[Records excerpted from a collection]
......

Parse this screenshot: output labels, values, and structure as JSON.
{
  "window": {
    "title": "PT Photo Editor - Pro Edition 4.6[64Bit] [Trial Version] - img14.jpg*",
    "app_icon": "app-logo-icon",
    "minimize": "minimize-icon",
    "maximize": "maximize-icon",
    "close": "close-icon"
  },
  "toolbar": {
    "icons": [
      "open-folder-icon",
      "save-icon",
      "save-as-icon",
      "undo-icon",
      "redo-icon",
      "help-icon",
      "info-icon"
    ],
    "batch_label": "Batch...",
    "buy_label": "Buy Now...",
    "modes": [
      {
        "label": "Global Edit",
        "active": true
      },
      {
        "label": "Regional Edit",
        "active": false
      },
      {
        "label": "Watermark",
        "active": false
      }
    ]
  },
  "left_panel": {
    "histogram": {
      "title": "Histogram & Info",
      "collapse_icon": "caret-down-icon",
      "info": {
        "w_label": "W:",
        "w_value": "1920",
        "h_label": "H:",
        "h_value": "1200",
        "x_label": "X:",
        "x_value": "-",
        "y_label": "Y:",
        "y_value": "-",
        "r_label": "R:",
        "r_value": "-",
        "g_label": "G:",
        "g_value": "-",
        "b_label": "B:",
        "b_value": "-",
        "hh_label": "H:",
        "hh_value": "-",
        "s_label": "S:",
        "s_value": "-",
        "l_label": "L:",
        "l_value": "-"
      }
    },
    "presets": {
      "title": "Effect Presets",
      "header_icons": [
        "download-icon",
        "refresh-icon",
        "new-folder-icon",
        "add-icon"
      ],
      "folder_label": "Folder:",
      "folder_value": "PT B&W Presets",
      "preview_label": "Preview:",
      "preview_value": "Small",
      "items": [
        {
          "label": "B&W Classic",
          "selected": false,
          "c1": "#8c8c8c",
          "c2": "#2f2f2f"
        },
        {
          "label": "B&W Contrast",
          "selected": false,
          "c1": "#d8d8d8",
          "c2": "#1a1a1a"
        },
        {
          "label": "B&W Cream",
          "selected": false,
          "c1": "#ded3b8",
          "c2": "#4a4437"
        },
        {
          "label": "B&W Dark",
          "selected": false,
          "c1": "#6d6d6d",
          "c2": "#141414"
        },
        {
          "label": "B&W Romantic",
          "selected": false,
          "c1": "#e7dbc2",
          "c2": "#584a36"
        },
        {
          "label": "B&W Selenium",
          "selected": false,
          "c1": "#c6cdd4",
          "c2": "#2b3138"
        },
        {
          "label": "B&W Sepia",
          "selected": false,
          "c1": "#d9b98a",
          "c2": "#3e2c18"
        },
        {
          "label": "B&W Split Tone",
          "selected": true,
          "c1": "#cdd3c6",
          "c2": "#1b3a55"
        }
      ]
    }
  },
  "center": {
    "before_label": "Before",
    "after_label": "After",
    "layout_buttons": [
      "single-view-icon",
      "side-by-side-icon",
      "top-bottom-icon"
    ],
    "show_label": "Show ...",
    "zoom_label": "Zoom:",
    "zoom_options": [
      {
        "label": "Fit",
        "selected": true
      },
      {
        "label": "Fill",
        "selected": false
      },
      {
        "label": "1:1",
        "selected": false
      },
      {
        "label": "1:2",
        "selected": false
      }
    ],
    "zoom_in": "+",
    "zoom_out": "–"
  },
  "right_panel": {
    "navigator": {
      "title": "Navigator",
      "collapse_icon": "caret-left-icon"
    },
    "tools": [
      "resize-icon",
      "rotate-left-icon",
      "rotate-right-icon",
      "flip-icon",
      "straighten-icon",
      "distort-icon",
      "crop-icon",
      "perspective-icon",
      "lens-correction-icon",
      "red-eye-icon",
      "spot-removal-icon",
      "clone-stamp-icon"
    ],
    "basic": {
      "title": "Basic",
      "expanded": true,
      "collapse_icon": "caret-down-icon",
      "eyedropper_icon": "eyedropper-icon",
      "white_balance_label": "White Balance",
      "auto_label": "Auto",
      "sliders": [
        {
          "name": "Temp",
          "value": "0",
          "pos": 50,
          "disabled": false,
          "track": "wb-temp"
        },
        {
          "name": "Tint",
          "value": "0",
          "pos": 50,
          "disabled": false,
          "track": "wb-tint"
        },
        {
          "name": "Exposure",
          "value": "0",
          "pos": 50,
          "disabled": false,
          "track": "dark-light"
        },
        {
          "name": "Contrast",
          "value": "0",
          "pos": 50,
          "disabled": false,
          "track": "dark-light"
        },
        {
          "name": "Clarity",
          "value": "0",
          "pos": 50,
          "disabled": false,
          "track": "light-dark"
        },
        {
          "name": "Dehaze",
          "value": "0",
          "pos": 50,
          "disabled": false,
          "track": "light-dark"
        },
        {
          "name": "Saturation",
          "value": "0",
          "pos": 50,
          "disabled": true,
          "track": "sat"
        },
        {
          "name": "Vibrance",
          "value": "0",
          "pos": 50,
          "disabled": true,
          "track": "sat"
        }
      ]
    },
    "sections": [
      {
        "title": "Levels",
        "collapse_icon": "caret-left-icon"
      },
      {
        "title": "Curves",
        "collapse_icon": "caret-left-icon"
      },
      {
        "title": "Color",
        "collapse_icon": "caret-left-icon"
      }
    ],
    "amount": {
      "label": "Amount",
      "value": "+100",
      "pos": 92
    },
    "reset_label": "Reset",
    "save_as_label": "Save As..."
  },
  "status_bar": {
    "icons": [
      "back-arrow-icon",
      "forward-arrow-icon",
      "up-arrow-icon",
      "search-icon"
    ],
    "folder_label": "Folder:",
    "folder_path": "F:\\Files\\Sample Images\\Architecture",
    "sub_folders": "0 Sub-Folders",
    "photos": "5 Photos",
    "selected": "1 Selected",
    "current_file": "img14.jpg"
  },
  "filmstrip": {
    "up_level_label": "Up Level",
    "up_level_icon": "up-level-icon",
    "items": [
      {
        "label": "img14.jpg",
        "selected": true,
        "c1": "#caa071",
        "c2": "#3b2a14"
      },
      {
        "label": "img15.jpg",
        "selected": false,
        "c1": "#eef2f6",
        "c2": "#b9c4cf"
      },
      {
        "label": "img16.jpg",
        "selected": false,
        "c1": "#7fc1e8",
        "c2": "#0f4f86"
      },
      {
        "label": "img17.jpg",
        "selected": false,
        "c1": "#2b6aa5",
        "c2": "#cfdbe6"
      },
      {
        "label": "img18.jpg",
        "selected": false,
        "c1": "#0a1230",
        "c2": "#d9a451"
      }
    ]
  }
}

......

§ **Written exercise**
All of the records must be retyped exactly as they are.

§ **Solution**
Parse this screenshot: output labels, values, and structure as JSON.
{
  "window": {
    "title": "PT Photo Editor - Pro Edition 4.6[64Bit] [Trial Version] - img14.jpg*",
    "app_icon": "app-logo-icon",
    "minimize": "minimize-icon",
    "maximize": "maximize-icon",
    "close": "close-icon"
  },
  "toolbar": {
    "icons": [
      "open-folder-icon",
      "save-icon",
      "save-as-icon",
      "undo-icon",
      "redo-icon",
      "help-icon",
      "info-icon"
    ],
    "batch_label": "Batch...",
    "buy_label": "Buy Now...",
    "modes": [
      {
        "label": "Global Edit",
        "active": true
      },
      {
        "label": "Regional Edit",
        "active": false
      },
      {
        "label": "Watermark",
        "active": false
      }
    ]
  },
  "left_panel": {
    "histogram": {
      "title": "Histogram & Info",
      "collapse_icon": "caret-down-icon",
      "info": {
        "w_label": "W:",
        "w_value": "1920",
        "h_label": "H:",
        "h_value": "1200",
        "x_label": "X:",
        "x_value": "-",
        "y_label": "Y:",
        "y_value": "-",
        "r_label": "R:",
        "r_value": "-",
        "g_label": "G:",
        "g_value": "-",
        "b_label": "B:",
        "b_value": "-",
        "hh_label": "H:",
        "hh_value": "-",
        "s_label": "S:",
        "s_value": "-",
        "l_label": "L:",
        "l_value": "-"
      }
    },
    "presets": {
      "title": "Effect Presets",
      "header_icons": [
        "download-icon",
        "refresh-icon",
        "new-folder-icon",
        "add-icon"
      ],
      "folder_label": "Folder:",
      "folder_value": "PT B&W Presets",
      "preview_label": "Preview:",
      "preview_value": "Small",
      "items": [
        {
          "label": "B&W Classic",
          "selected": false,
          "c1": "#8c8c8c",
          "c2": "#2f2f2f"
        },
        {
          "label": "B&W Contrast",
          "selected": false,
          "c1": "#d8d8d8",
          "c2": "#1a1a1a"
        },
        {
          "label": "B&W Cream",
          "selected": false,
          "c1": "#ded3b8",
          "c2": "#4a4437"
        },
        {
          "label": "B&W Dark",
          "selected": false,
          "c1": "#6d6d6d",
          "c2": "#141414"
        },
        {
          "label": "B&W Romantic",
          "selected": false,
          "c1": "#e7dbc2",
          "c2": "#584a36"
        },
        {
          "label": "B&W Selenium",
          "selected": false,
          "c1": "#c6cdd4",
          "c2": "#2b3138"
        },
        {
          "label": "B&W Sepia",
          "selected": false,
          "c1": "#d9b98a",
          "c2": "#3e2c18"
        },
        {
          "label": "B&W Split Tone",
          "selected": true,
          "c1": "#cdd3c6",
          "c2": "#1b3a55"
        }
      ]
    }
  },
  "center": {
    "before_label": "Before",
    "after_label": "After",
    "layout_buttons": [
      "single-view-icon",
      "side-by-side-icon",
      "top-bottom-icon"
    ],
    "show_label": "Show ...",
    "zoom_label": "Zoom:",
    "zoom_options": [
      {
        "label": "Fit",
        "selected": true
      },
      {
        "label": "Fill",
        "selected": false
      },
      {
        "label": "1:1",
        "selected": false
      },
      {
        "label": "1:2",
        "selected": false
      }
    ],
    "zoom_in": "+",
    "zoom_out": "–"
  },
  "right_panel": {
    "navigator": {
      "title": "Navigator",
      "collapse_icon": "caret-left-icon"
    },
    "tools": [
      "resize-icon",
      "rotate-left-icon",
      "rotate-right-icon",
      "flip-icon",
      "straighten-icon",
      "distort-icon",
      "crop-icon",
      "perspective-icon",
      "lens-correction-icon",
      "red-eye-icon",
      "spot-removal-icon",
      "clone-stamp-icon"
    ],
    "basic": {
      "title": "Basic",
      "expanded": true,
      "collapse_icon": "caret-down-icon",
      "eyedropper_icon": "eyedropper-icon",
      "white_balance_label": "White Balance",
      "auto_label": "Auto",
      "sliders": [
        {
          "name": "Temp",
          "value": "0",
          "pos": 50,
          "disabled": false,
          "track": "wb-temp"
        },
        {
          "name": "Tint",
          "value": "0",
          "pos": 50,
          "disabled": false,
          "track": "wb-tint"
        },
        {
          "name": "Exposure",
          "value": "0",
          "pos": 50,
          "disabled": false,
          "track": "dark-light"
        },
        {
          "name": "Contrast",
          "value": "0",
          "pos": 50,
          "disabled": false,
          "track": "dark-light"
        },
        {
          "name": "Clarity",
          "value": "0",
          "pos": 50,
          "disabled": false,
          "track": "light-dark"
        },
        {
          "name": "Dehaze",
          "value": "0",
          "pos": 50,
          "disabled": false,
          "track": "light-dark"
        },
        {
          "name": "Saturation",
          "value": "0",
          "pos": 50,
          "disabled": true,
          "track": "sat"
        },
        {
          "name": "Vibrance",
          "value": "0",
          "pos": 50,
          "disabled": true,
          "track": "sat"
        }
      ]
    },
    "sections": [
      {
        "title": "Levels",
        "collapse_icon": "caret-left-icon"
      },
      {
        "title": "Curves",
        "collapse_icon": "caret-left-icon"
      },
      {
        "title": "Color",
        "collapse_icon": "caret-left-icon"
      }
    ],
    "amount": {
      "label": "Amount",
      "value": "+100",
      "pos": 92
    },
    "reset_label": "Reset",
    "save_as_label": "Save As..."
  },
  "status_bar": {
    "icons": [
      "back-arrow-icon",
      "forward-arrow-icon",
      "up-arrow-icon",
      "search-icon"
    ],
    "folder_label": "Folder:",
    "folder_path": "F:\\Files\\Sample Images\\Architecture",
    "sub_folders": "0 Sub-Folders",
    "photos": "5 Photos",
    "selected": "1 Selected",
    "current_file": "img14.jpg"
  },
  "filmstrip": {
    "up_level_label": "Up Level",
    "up_level_icon": "up-level-icon",
    "items": [
      {
        "label": "img14.jpg",
        "selected": true,
        "c1": "#caa071",
        "c2": "#3b2a14"
      },
      {
        "label": "img15.jpg",
        "selected": false,
        "c1": "#eef2f6",
        "c2": "#b9c4cf"
      },
      {
        "label": "img16.jpg",
        "selected": false,
        "c1": "#7fc1e8",
        "c2": "#0f4f86"
      },
      {
        "label": "img17.jpg",
        "selected": false,
        "c1": "#2b6aa5",
        "c2": "#cfdbe6"
      },
      {
        "label": "img18.jpg",
        "selected": false,
        "c1": "#0a1230",
        "c2": "#d9a451"
      }
    ]
  }
}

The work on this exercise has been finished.